| WRITTEN TASK |
Gather every line in the items below that contains the string "window", and copy each of those lines in full.

| EXTRACTED ENTRIES |
>>>

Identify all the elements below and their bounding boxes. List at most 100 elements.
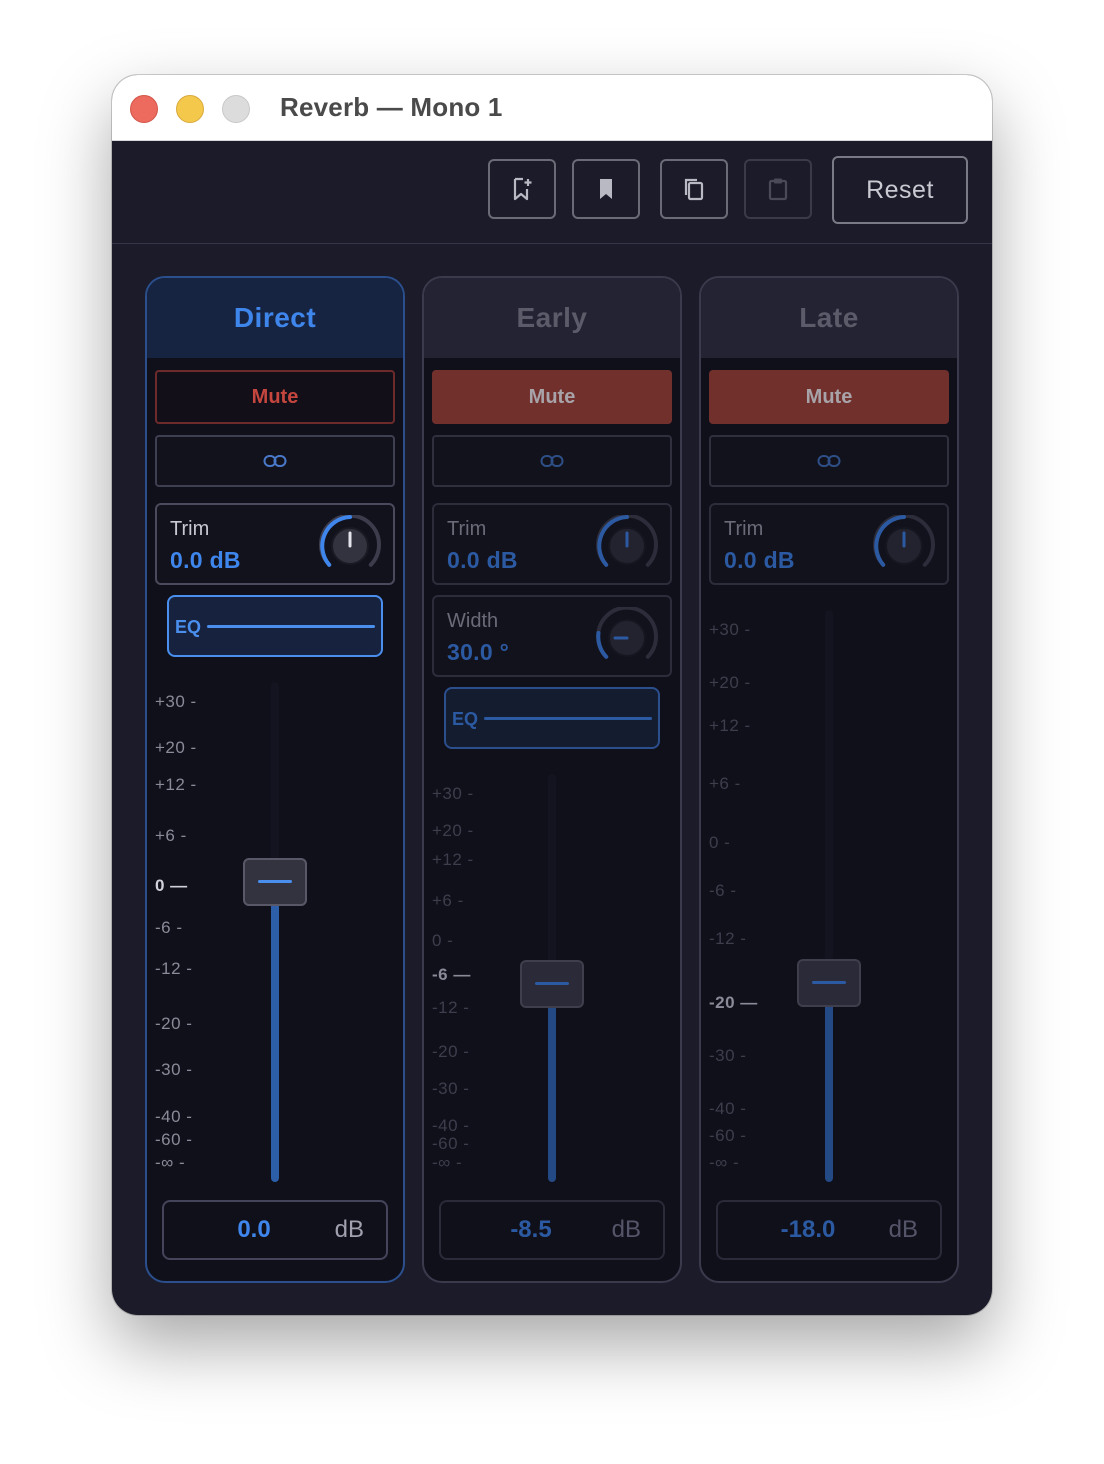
trim-control[interactable]: Trim 0.0 dB — [709, 503, 949, 585]
scale-tick: -30 - — [155, 1060, 193, 1079]
scale-tick: +20 - — [432, 821, 474, 840]
fader-level — [548, 984, 556, 1182]
fader-value-field[interactable]: -18.0 dB — [716, 1200, 942, 1260]
paste-icon — [768, 178, 788, 201]
strip-late: Late Mute Trim 0.0 dB +30 - +20 - +12 - … — [699, 276, 959, 1283]
eq-curve — [207, 625, 375, 628]
bookmark-icon — [600, 179, 612, 199]
scale-tick: -∞ - — [709, 1153, 740, 1172]
trim-control[interactable]: Trim 0.0 dB — [432, 503, 672, 585]
mute-button[interactable]: Mute — [709, 370, 949, 424]
trim-control[interactable]: Trim 0.0 dB — [155, 503, 395, 585]
toolbar: Reset — [112, 140, 992, 244]
fader-handle[interactable] — [520, 960, 584, 1008]
scale-tick: -40 - — [709, 1099, 747, 1118]
strip-title[interactable]: Late — [701, 278, 957, 358]
close-window-button[interactable] — [130, 95, 158, 123]
scale-tick: -20 - — [432, 1042, 470, 1061]
link-icon — [817, 455, 841, 467]
eq-label: EQ — [175, 617, 202, 637]
fader-value-field[interactable]: -8.5 dB — [439, 1200, 665, 1260]
scale-tick: +12 - — [709, 716, 751, 735]
window-title: Reverb — Mono 1 — [280, 92, 503, 122]
scale-tick: +20 - — [709, 673, 751, 692]
scale-tick: +6 - — [155, 826, 187, 845]
scale-tick-selected: -20 — — [709, 993, 758, 1012]
scale-tick: -40 - — [432, 1116, 470, 1135]
fader-unit: dB — [888, 1216, 918, 1243]
scale-tick: +20 - — [155, 738, 197, 757]
fader-value: -18.0 — [780, 1216, 836, 1243]
trim-value[interactable]: 0.0 dB — [170, 547, 241, 574]
copy-icon — [684, 178, 704, 201]
link-icon — [540, 455, 564, 467]
copy-button[interactable] — [660, 159, 728, 219]
paste-button[interactable] — [744, 159, 812, 219]
scale-tick: +30 - — [709, 620, 751, 639]
scale-tick: +30 - — [155, 692, 197, 711]
link-button[interactable] — [155, 435, 395, 487]
fader-handle[interactable] — [243, 858, 307, 906]
eq-button[interactable]: EQ — [444, 687, 660, 749]
fader-handle[interactable] — [797, 959, 861, 1007]
scale-tick: -∞ - — [155, 1153, 186, 1172]
save-preset-button[interactable] — [488, 159, 556, 219]
bookmark-add-icon — [513, 177, 532, 201]
scale-tick: +6 - — [432, 891, 464, 910]
width-control[interactable]: Width 30.0 ° — [432, 595, 672, 677]
scale-tick: 0 - — [432, 931, 454, 950]
reset-button[interactable]: Reset — [832, 156, 968, 224]
trim-value[interactable]: 0.0 dB — [447, 547, 518, 574]
scale-tick: -12 - — [709, 929, 747, 948]
scale-tick: -12 - — [155, 959, 193, 978]
mute-button[interactable]: Mute — [155, 370, 395, 424]
scale-tick: +12 - — [155, 775, 197, 794]
fader-level — [825, 983, 833, 1182]
scale-tick: -30 - — [432, 1079, 470, 1098]
trim-value[interactable]: 0.0 dB — [724, 547, 795, 574]
trim-label: Trim — [170, 518, 210, 540]
plugin-window: Reverb — Mono 1 Reset Direct Mute Trim 0… — [112, 75, 992, 1315]
width-value[interactable]: 30.0 ° — [447, 639, 509, 666]
fader-unit: dB — [611, 1216, 641, 1243]
strip-early: Early Mute Trim 0.0 dB Width 30.0 ° EQ +… — [422, 276, 682, 1283]
strip-title[interactable]: Direct — [147, 278, 403, 358]
zoom-window-button[interactable] — [222, 95, 250, 123]
trim-knob[interactable] — [873, 515, 935, 577]
link-button[interactable] — [709, 435, 949, 487]
mute-button[interactable]: Mute — [432, 370, 672, 424]
scale-tick: -6 - — [155, 918, 183, 937]
width-label: Width — [447, 610, 499, 632]
width-knob[interactable] — [596, 607, 658, 669]
scale-tick-selected: 0 — — [155, 876, 188, 895]
trim-knob[interactable] — [319, 515, 381, 577]
eq-label: EQ — [452, 709, 479, 729]
load-preset-button[interactable] — [572, 159, 640, 219]
eq-button[interactable]: EQ — [167, 595, 383, 657]
scale-tick: -60 - — [709, 1126, 747, 1145]
fader-unit: dB — [334, 1216, 364, 1243]
trim-label: Trim — [447, 518, 487, 540]
scale-tick: -60 - — [155, 1130, 193, 1149]
strip-title[interactable]: Early — [424, 278, 680, 358]
scale-tick: 0 - — [709, 833, 731, 852]
scale-tick: -6 - — [709, 881, 737, 900]
scale-tick: -12 - — [432, 998, 470, 1017]
trim-label: Trim — [724, 518, 764, 540]
trim-knob[interactable] — [596, 515, 658, 577]
scale-tick: -20 - — [155, 1014, 193, 1033]
minimize-window-button[interactable] — [176, 95, 204, 123]
link-icon — [263, 455, 287, 467]
scale-tick: +6 - — [709, 774, 741, 793]
scale-tick: -60 - — [432, 1134, 470, 1153]
scale-tick: -30 - — [709, 1046, 747, 1065]
scale-tick: -40 - — [155, 1107, 193, 1126]
strip-direct: Direct Mute Trim 0.0 dB EQ +30 - +20 - +… — [145, 276, 405, 1283]
fader-value-field[interactable]: 0.0 dB — [162, 1200, 388, 1260]
link-button[interactable] — [432, 435, 672, 487]
fader-level — [271, 882, 279, 1182]
scale-tick: +30 - — [432, 784, 474, 803]
title-bar: Reverb — Mono 1 — [112, 75, 992, 141]
eq-curve — [484, 717, 652, 720]
scale-tick-selected: -6 — — [432, 965, 471, 984]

<<<

| ANSWER TO THE PROBLEM |
close-window-button[interactable] — [130, 95, 158, 123]
window-title: Reverb — Mono 1 — [280, 92, 503, 122]
plugin-window: Reverb — Mono 1 Reset Direct Mute Trim 0… — [112, 75, 992, 1315]
zoom-window-button[interactable] — [222, 95, 250, 123]
minimize-window-button[interactable] — [176, 95, 204, 123]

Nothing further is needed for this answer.